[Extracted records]

◆ ◆ ◆

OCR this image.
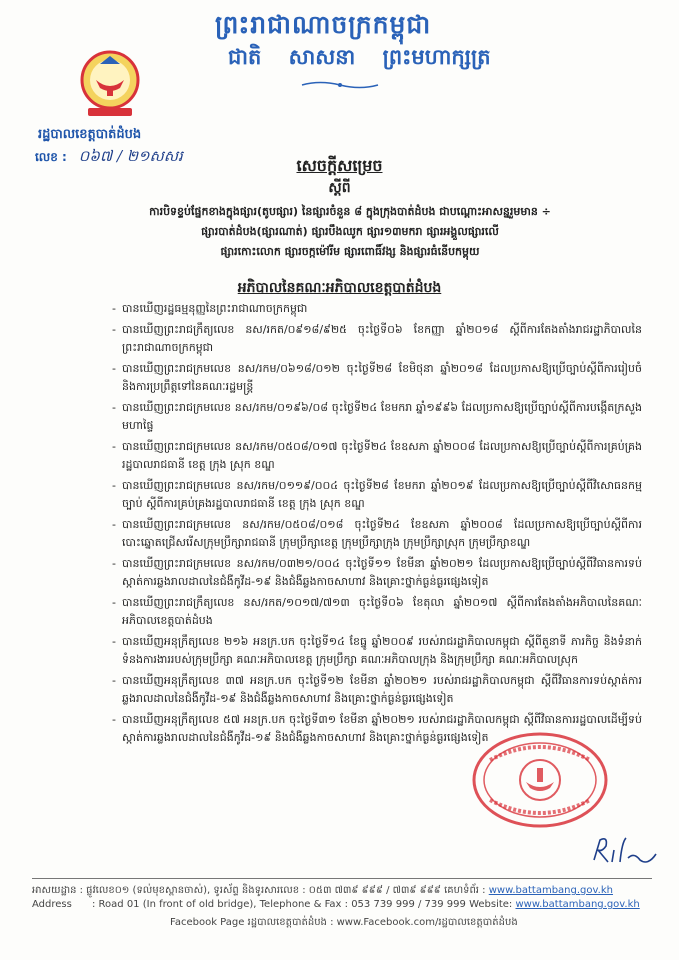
ព្រះរាជាណាចក្រកម្ពុជា
ជាតិ សាសនា ព្រះមហាក្សត្រ
រដ្ឋបាលខេត្តបាត់ដំបង
លេខ : ០៦៧ / ២១សសរ	សេចក្តីសម្រេច
ស្តីពី
ការបិទខ្ទប់ផ្នែកខាងក្នុងផ្សារ(តូបផ្សារ) នៃផ្សារចំនួន ៨ ក្នុងក្រុងបាត់ដំបង ជាបណ្តោះអាសន្នរួមមាន ÷
ផ្សារបាត់ដំបង(ផ្សារណាត់) ផ្សារបឹងឈូក ផ្សារ១៣មករា ផ្សារអង្គួលផ្សារលើ
ផ្សារកោះលោក ផ្សារចក្កម៉ៅរីម ផ្សារពោធិ៍វង្ស និងផ្សារធំនើបកម្ពុយ
អភិបាលនៃគណៈអភិបាលខេត្តបាត់ដំបង
- បានឃើញរដ្ឋធម្មនុញ្ញនៃព្រះរាជាណាចក្រកម្ពុជា
- បានឃើញព្រះរាជក្រឹត្យលេខ នស/រកត/០៩១៨/៩២៥ ចុះថ្ងៃទី០៦ ខែកញ្ញា ឆ្នាំ២០១៨ ស្តីពីការតែងតាំងរាជរដ្ឋាភិបាលនៃព្រះរាជាណាចក្រកម្ពុជា
- បានឃើញព្រះរាជក្រមលេខ នស/រកម/០៦១៨/០១២ ចុះថ្ងៃទី២៨ ខែមិថុនា ឆ្នាំ២០១៨ ដែលប្រកាសឱ្យប្រើច្បាប់ស្តីពីការរៀបចំ និងការប្រព្រឹត្តទៅនៃគណៈរដ្ឋមន្ត្រី
- បានឃើញព្រះរាជក្រមលេខ នស/រកម/០១៩៦/០៨ ចុះថ្ងៃទី២៤ ខែមករា ឆ្នាំ១៩៩៦ ដែលប្រកាសឱ្យប្រើច្បាប់ស្តីពីការបង្កើតក្រសួងមហាផ្ទៃ
- បានឃើញព្រះរាជក្រមលេខ នស/រកម/០៥០៨/០១៧ ចុះថ្ងៃទី២៤ ខែឧសភា ឆ្នាំ២០០៨ ដែលប្រកាសឱ្យប្រើច្បាប់ស្តីពីការគ្រប់គ្រងរដ្ឋបាលរាជធានី ខេត្ត ក្រុង ស្រុក ខណ្ឌ
- បានឃើញព្រះរាជក្រមលេខ នស/រកម/០១១៩/០០៤ ចុះថ្ងៃទី២៨ ខែមករា ឆ្នាំ២០១៩ ដែលប្រកាសឱ្យប្រើច្បាប់ស្តីពីវិសោធនកម្មច្បាប់ ស្តីពីការគ្រប់គ្រងរដ្ឋបាលរាជធានី ខេត្ត ក្រុង ស្រុក ខណ្ឌ
- បានឃើញព្រះរាជក្រមលេខ នស/រកម/០៥០៨/០១៨ ចុះថ្ងៃទី២៤ ខែឧសភា ឆ្នាំ២០០៨ ដែលប្រកាសឱ្យប្រើច្បាប់ស្តីពីការបោះឆ្នោតជ្រើសរើសក្រុមប្រឹក្សារាជធានី ក្រុមប្រឹក្សាខេត្ត ក្រុមប្រឹក្សាក្រុង ក្រុមប្រឹក្សាស្រុក ក្រុមប្រឹក្សាខណ្ឌ
- បានឃើញព្រះរាជក្រមលេខ នស/រកម/០៣២១/០០៤ ចុះថ្ងៃទី១១ ខែមីនា ឆ្នាំ២០២១ ដែលប្រកាសឱ្យប្រើច្បាប់ស្តីពីវិធានការទប់ស្កាត់ការឆ្លងរាលដាលនៃជំងឺកូវីដ-១៩ និងជំងឺឆ្លងកាចសាហាវ និងគ្រោះថ្នាក់ធ្ងន់ធ្ងរផ្សេងទៀត
- បានឃើញព្រះរាជក្រឹត្យលេខ នស/រកត/១០១៧/៧១៣ ចុះថ្ងៃទី០៦ ខែតុលា ឆ្នាំ២០១៧ ស្តីពីការតែងតាំងអភិបាលនៃគណៈអភិបាលខេត្តបាត់ដំបង
- បានឃើញអនុក្រឹត្យលេខ ២១៦ អនក្រ.បក ចុះថ្ងៃទី១៤ ខែធ្នូ ឆ្នាំ២០០៩ របស់រាជរដ្ឋាភិបាលកម្ពុជា ស្តីពីតួនាទី ភារកិច្ច និងទំនាក់ទំនងការងាររបស់ក្រុមប្រឹក្សា គណៈអភិបាលខេត្ត ក្រុមប្រឹក្សា គណៈអភិបាលក្រុង និងក្រុមប្រឹក្សា គណៈអភិបាលស្រុក
- បានឃើញអនុក្រឹត្យលេខ ៣៧ អនក្រ.បក ចុះថ្ងៃទី១២ ខែមីនា ឆ្នាំ២០២១ របស់រាជរដ្ឋាភិបាលកម្ពុជា ស្តីពីវិធានការទប់ស្កាត់ការឆ្លងរាលដាលនៃជំងឺកូវីដ-១៩ និងជំងឺឆ្លងកាចសាហាវ និងគ្រោះថ្នាក់ធ្ងន់ធ្ងរផ្សេងទៀត
- បានឃើញអនុក្រឹត្យលេខ ៥៧ អនក្រ.បក ចុះថ្ងៃទី៣១ ខែមីនា ឆ្នាំ២០២១ របស់រាជរដ្ឋាភិបាលកម្ពុជា ស្តីពីវិធានការរដ្ឋបាលដើម្បីទប់ស្កាត់ការឆ្លងរាលដាលនៃជំងឺកូវីដ-១៩ និងជំងឺឆ្លងកាចសាហាវ និងគ្រោះថ្នាក់ធ្ងន់ធ្ងរផ្សេងទៀត
អាសយដ្ឋាន : ផ្លូវលេខ០១ (ទល់មុខស្ពានចាស់), ទូរស័ព្ទ និងទូរសារលេខ : ០៥៣ ៧៣៩ ៩៩៩ / ៧៣៩ ៩៩៩ គេហទំព័រ : www.battambang.gov.kh
Address : Road 01 (In front of old bridge), Telephone & Fax : 053 739 999 / 739 999 Website: www.battambang.gov.kh
Facebook Page រដ្ឋបាលខេត្តបាត់ដំបង : www.Facebook.com/រដ្ឋបាលខេត្តបាត់ដំបង
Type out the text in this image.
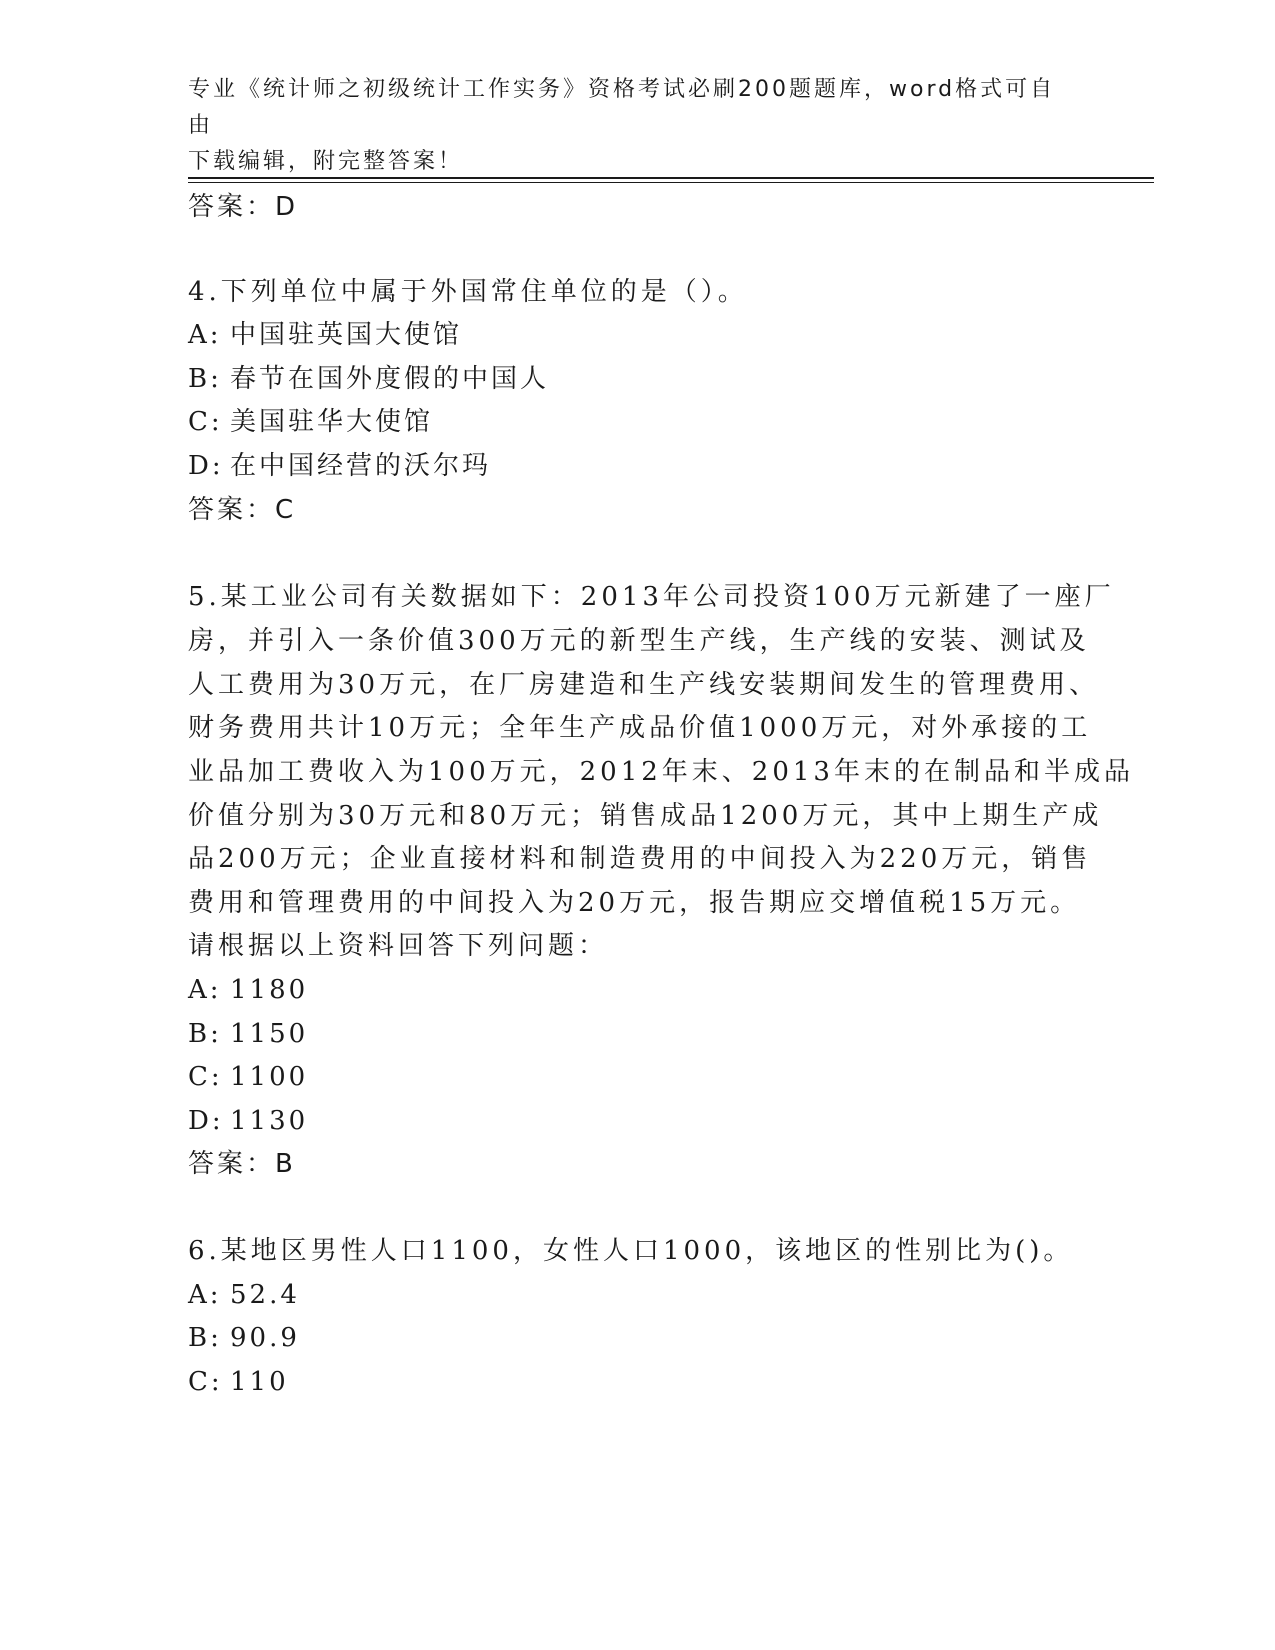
专业《统计师之初级统计工作实务》资格考试必刷200题题库，word格式可自由
下载编辑，附完整答案！
答案：D
4.下列单位中属于外国常住单位的是（）。
A: 中国驻英国大使馆
B: 春节在国外度假的中国人
C: 美国驻华大使馆
D: 在中国经营的沃尔玛
答案：C
5.某工业公司有关数据如下：2013年公司投资100万元新建了一座厂
房，并引入一条价值300万元的新型生产线，生产线的安装、测试及
人工费用为30万元，在厂房建造和生产线安装期间发生的管理费用、
财务费用共计10万元；全年生产成品价值1000万元，对外承接的工
业品加工费收入为100万元，2012年末、2013年末的在制品和半成品
价值分别为30万元和80万元；销售成品1200万元，其中上期生产成
品200万元；企业直接材料和制造费用的中间投入为220万元，销售
费用和管理费用的中间投入为20万元，报告期应交增值税15万元。
请根据以上资料回答下列问题：
A: 1180
B: 1150
C: 1100
D: 1130
答案：B
6.某地区男性人口1100，女性人口1000，该地区的性别比为()。
A: 52.4
B: 90.9
C: 110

◆ ◆ ◆

= Task instructions =
Except for the pictures, reproduce every line exactly.

= Correct result =
OCR this image.
ព្រះរាជាណាចក្រកម្ពុជា
ជាតិ សាសនា ព្រះមហាក្សត្រ
រដ្ឋបាលខេត្តបាត់ដំបង
លេខ : ០៦៧ / ២១សសរ	សេចក្តីសម្រេច
ស្តីពី
ការបិទខ្ទប់ផ្នែកខាងក្នុងផ្សារ(តូបផ្សារ) នៃផ្សារចំនួន ៨ ក្នុងក្រុងបាត់ដំបង ជាបណ្តោះអាសន្នរួមមាន ÷
ផ្សារបាត់ដំបង(ផ្សារណាត់) ផ្សារបឹងឈូក ផ្សារ១៣មករា ផ្សារអង្គួលផ្សារលើ
ផ្សារកោះលោក ផ្សារចក្កម៉ៅរីម ផ្សារពោធិ៍វង្ស និងផ្សារធំនើបកម្ពុយ
អភិបាលនៃគណៈអភិបាលខេត្តបាត់ដំបង
- បានឃើញរដ្ឋធម្មនុញ្ញនៃព្រះរាជាណាចក្រកម្ពុជា
- បានឃើញព្រះរាជក្រឹត្យលេខ នស/រកត/០៩១៨/៩២៥ ចុះថ្ងៃទី០៦ ខែកញ្ញា ឆ្នាំ២០១៨ ស្តីពីការតែងតាំងរាជរដ្ឋាភិបាលនៃព្រះរាជាណាចក្រកម្ពុជា
- បានឃើញព្រះរាជក្រមលេខ នស/រកម/០៦១៨/០១២ ចុះថ្ងៃទី២៨ ខែមិថុនា ឆ្នាំ២០១៨ ដែលប្រកាសឱ្យប្រើច្បាប់ស្តីពីការរៀបចំ និងការប្រព្រឹត្តទៅនៃគណៈរដ្ឋមន្ត្រី
- បានឃើញព្រះរាជក្រមលេខ នស/រកម/០១៩៦/០៨ ចុះថ្ងៃទី២៤ ខែមករា ឆ្នាំ១៩៩៦ ដែលប្រកាសឱ្យប្រើច្បាប់ស្តីពីការបង្កើតក្រសួងមហាផ្ទៃ
- បានឃើញព្រះរាជក្រមលេខ នស/រកម/០៥០៨/០១៧ ចុះថ្ងៃទី២៤ ខែឧសភា ឆ្នាំ២០០៨ ដែលប្រកាសឱ្យប្រើច្បាប់ស្តីពីការគ្រប់គ្រងរដ្ឋបាលរាជធានី ខេត្ត ក្រុង ស្រុក ខណ្ឌ
- បានឃើញព្រះរាជក្រមលេខ នស/រកម/០១១៩/០០៤ ចុះថ្ងៃទី២៨ ខែមករា ឆ្នាំ២០១៩ ដែលប្រកាសឱ្យប្រើច្បាប់ស្តីពីវិសោធនកម្មច្បាប់ ស្តីពីការគ្រប់គ្រងរដ្ឋបាលរាជធានី ខេត្ត ក្រុង ស្រុក ខណ្ឌ
- បានឃើញព្រះរាជក្រមលេខ នស/រកម/០៥០៨/០១៨ ចុះថ្ងៃទី២៤ ខែឧសភា ឆ្នាំ២០០៨ ដែលប្រកាសឱ្យប្រើច្បាប់ស្តីពីការបោះឆ្នោតជ្រើសរើសក្រុមប្រឹក្សារាជធានី ក្រុមប្រឹក្សាខេត្ត ក្រុមប្រឹក្សាក្រុង ក្រុមប្រឹក្សាស្រុក ក្រុមប្រឹក្សាខណ្ឌ
- បានឃើញព្រះរាជក្រមលេខ នស/រកម/០៣២១/០០៤ ចុះថ្ងៃទី១១ ខែមីនា ឆ្នាំ២០២១ ដែលប្រកាសឱ្យប្រើច្បាប់ស្តីពីវិធានការទប់ស្កាត់ការឆ្លងរាលដាលនៃជំងឺកូវីដ-១៩ និងជំងឺឆ្លងកាចសាហាវ និងគ្រោះថ្នាក់ធ្ងន់ធ្ងរផ្សេងទៀត
- បានឃើញព្រះរាជក្រឹត្យលេខ នស/រកត/១០១៧/៧១៣ ចុះថ្ងៃទី០៦ ខែតុលា ឆ្នាំ២០១៧ ស្តីពីការតែងតាំងអភិបាលនៃគណៈអភិបាលខេត្តបាត់ដំបង
- បានឃើញអនុក្រឹត្យលេខ ២១៦ អនក្រ.បក ចុះថ្ងៃទី១៤ ខែធ្នូ ឆ្នាំ២០០៩ របស់រាជរដ្ឋាភិបាលកម្ពុជា ស្តីពីតួនាទី ភារកិច្ច និងទំនាក់ទំនងការងាររបស់ក្រុមប្រឹក្សា គណៈអភិបាលខេត្ត ក្រុមប្រឹក្សា គណៈអភិបាលក្រុង និងក្រុមប្រឹក្សា គណៈអភិបាលស្រុក
- បានឃើញអនុក្រឹត្យលេខ ៣៧ អនក្រ.បក ចុះថ្ងៃទី១២ ខែមីនា ឆ្នាំ២០២១ របស់រាជរដ្ឋាភិបាលកម្ពុជា ស្តីពីវិធានការទប់ស្កាត់ការឆ្លងរាលដាលនៃជំងឺកូវីដ-១៩ និងជំងឺឆ្លងកាចសាហាវ និងគ្រោះថ្នាក់ធ្ងន់ធ្ងរផ្សេងទៀត
- បានឃើញអនុក្រឹត្យលេខ ៥៧ អនក្រ.បក ចុះថ្ងៃទី៣១ ខែមីនា ឆ្នាំ២០២១ របស់រាជរដ្ឋាភិបាលកម្ពុជា ស្តីពីវិធានការរដ្ឋបាលដើម្បីទប់ស្កាត់ការឆ្លងរាលដាលនៃជំងឺកូវីដ-១៩ និងជំងឺឆ្លងកាចសាហាវ និងគ្រោះថ្នាក់ធ្ងន់ធ្ងរផ្សេងទៀត
អាសយដ្ឋាន : ផ្លូវលេខ០១ (ទល់មុខស្ពានចាស់), ទូរស័ព្ទ និងទូរសារលេខ : ០៥៣ ៧៣៩ ៩៩៩ / ៧៣៩ ៩៩៩ គេហទំព័រ : www.battambang.gov.kh
Address : Road 01 (In front of old bridge), Telephone & Fax : 053 739 999 / 739 999 Website: www.battambang.gov.kh
Facebook Page រដ្ឋបាលខេត្តបាត់ដំបង : www.Facebook.com/រដ្ឋបាលខេត្តបាត់ដំបង
Type out the text in this image.
专业《统计师之初级统计工作实务》资格考试必刷200题题库，word格式可自由
下载编辑，附完整答案！
答案：D
4.下列单位中属于外国常住单位的是（）。
A: 中国驻英国大使馆
B: 春节在国外度假的中国人
C: 美国驻华大使馆
D: 在中国经营的沃尔玛
答案：C
5.某工业公司有关数据如下：2013年公司投资100万元新建了一座厂
房，并引入一条价值300万元的新型生产线，生产线的安装、测试及
人工费用为30万元，在厂房建造和生产线安装期间发生的管理费用、
财务费用共计10万元；全年生产成品价值1000万元，对外承接的工
业品加工费收入为100万元，2012年末、2013年末的在制品和半成品
价值分别为30万元和80万元；销售成品1200万元，其中上期生产成
品200万元；企业直接材料和制造费用的中间投入为220万元，销售
费用和管理费用的中间投入为20万元，报告期应交增值税15万元。
请根据以上资料回答下列问题：
A: 1180
B: 1150
C: 1100
D: 1130
答案：B
6.某地区男性人口1100，女性人口1000，该地区的性别比为()。
A: 52.4
B: 90.9
C: 110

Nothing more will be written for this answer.